Give every line again exactly as it appears, please, but not the pictures.
- - - - - - -
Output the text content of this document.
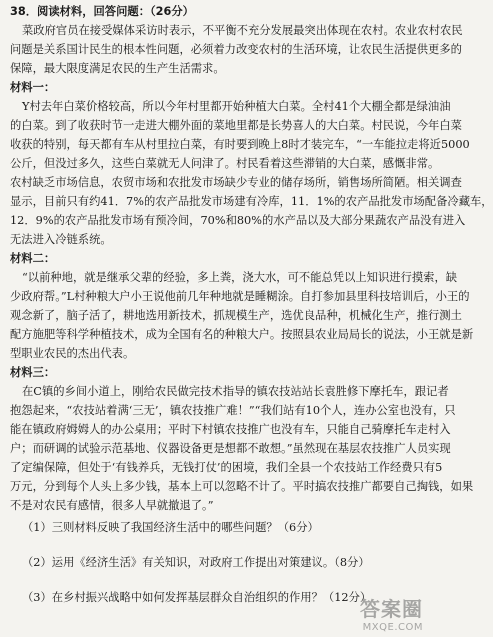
38．阅读材料，回答问题：（26分）
菜政府官员在接受媒体采访时表示，不平衡不充分发展最突出体现在农村。农业农村农民
问题是关系国计民生的根本性问题，必须着力改变农村的生活环境，让农民生活提供更多的
保障，最大限度满足农民的生产生活需求。
材料一：
Y村去年白菜价格较高，所以今年村里都开始种植大白菜。全村41个大棚全都是绿油油
的白菜。到了收获时节一走进大棚外面的菜地里都是长势喜人的大白菜。村民说，今年白菜
收获的特别，每天都有车从村里拉白菜，有时要到晚上8时才装完车，“一车能拉走将近5000
公斤，但没过多久，这些白菜就无人问津了。村民看着这些滞销的大白菜，感慨非常。
农村缺乏市场信息，农贸市场和农批发市场缺少专业的储存场所，销售场所简陋。相关调查
显示，目前只有约41．7%的农产品批发市场建有冷库，11．1%的农产品批发市场配备冷藏车，
12．9%的农产品批发市场有预冷间，70%和80%的水产品以及大部分果蔬农产品没有进入
无法进入冷链系统。
材料二：
“以前种地，就是继承父辈的经验，多上粪，浇大水，可不能总凭以上知识进行摸索，缺
少政府帮。”L村种粮大户小王说他前几年种地就是睡糊涂。自打参加县里科技培训后，小王的
观念新了，脑子活了，耕地选用新技术，抓规模生产，选优良品种，机械化生产，推行测土
配方施肥等科学种植技术，成为全国有名的种粮大户。按照县农业局局长的说法，小王就是新
型职业农民的杰出代表。
材料三：
在C镇的乡间小道上，刚给农民做完技术指导的镇农技站站长袁胜修下摩托车，跟记者
抱怨起来，“农技站着满‘三无’，镇农技推广难！”“我们站有10个人，连办公室也没有，只
能在镇政府姆姆人的办公桌用；平时下村镇农技推广也没有车，只能自己骑摩托车走村入
户；而研调的试验示范基地、仪器设备更是想都不敢想。”虽然现在基层农技推广人员实现
了定编保障，但处于‘有钱养兵，无钱打仗’的困境，我们全县一个农技站工作经费只有5
万元，分到每个人头上多少钱，基本上可以忽略不计了。平时搞农技推广都要自己掏钱，如果
不是对农民有感情，很多人早就撤退了。”
（1）三则材料反映了我国经济生活中的哪些问题？（6分）
（2）运用《经济生活》有关知识，对政府工作提出对策建议。（8分）
（3）在乡村振兴战略中如何发挥基层群众自治组织的作用？（12分）
答案圈
MXQE.COM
- - - - - - -
• _RESPONSE_:
Output the text content of this document.
38．阅读材料，回答问题：（26分）
菜政府官员在接受媒体采访时表示，不平衡不充分发展最突出体现在农村。农业农村农民
问题是关系国计民生的根本性问题，必须着力改变农村的生活环境，让农民生活提供更多的
保障，最大限度满足农民的生产生活需求。
材料一：
Y村去年白菜价格较高，所以今年村里都开始种植大白菜。全村41个大棚全都是绿油油
的白菜。到了收获时节一走进大棚外面的菜地里都是长势喜人的大白菜。村民说，今年白菜
收获的特别，每天都有车从村里拉白菜，有时要到晚上8时才装完车，“一车能拉走将近5000
公斤，但没过多久，这些白菜就无人问津了。村民看着这些滞销的大白菜，感慨非常。
农村缺乏市场信息，农贸市场和农批发市场缺少专业的储存场所，销售场所简陋。相关调查
显示，目前只有约41．7%的农产品批发市场建有冷库，11．1%的农产品批发市场配备冷藏车，
12．9%的农产品批发市场有预冷间，70%和80%的水产品以及大部分果蔬农产品没有进入
无法进入冷链系统。
材料二：
“以前种地，就是继承父辈的经验，多上粪，浇大水，可不能总凭以上知识进行摸索，缺
少政府帮。”L村种粮大户小王说他前几年种地就是睡糊涂。自打参加县里科技培训后，小王的
观念新了，脑子活了，耕地选用新技术，抓规模生产，选优良品种，机械化生产，推行测土
配方施肥等科学种植技术，成为全国有名的种粮大户。按照县农业局局长的说法，小王就是新
型职业农民的杰出代表。
材料三：
在C镇的乡间小道上，刚给农民做完技术指导的镇农技站站长袁胜修下摩托车，跟记者
抱怨起来，“农技站着满‘三无’，镇农技推广难！”“我们站有10个人，连办公室也没有，只
能在镇政府姆姆人的办公桌用；平时下村镇农技推广也没有车，只能自己骑摩托车走村入
户；而研调的试验示范基地、仪器设备更是想都不敢想。”虽然现在基层农技推广人员实现
了定编保障，但处于‘有钱养兵，无钱打仗’的困境，我们全县一个农技站工作经费只有5
万元，分到每个人头上多少钱，基本上可以忽略不计了。平时搞农技推广都要自己掏钱，如果
不是对农民有感情，很多人早就撤退了。”
（1）三则材料反映了我国经济生活中的哪些问题？（6分）
（2）运用《经济生活》有关知识，对政府工作提出对策建议。（8分）
（3）在乡村振兴战略中如何发挥基层群众自治组织的作用？（12分）
答案圈
MXQE.COM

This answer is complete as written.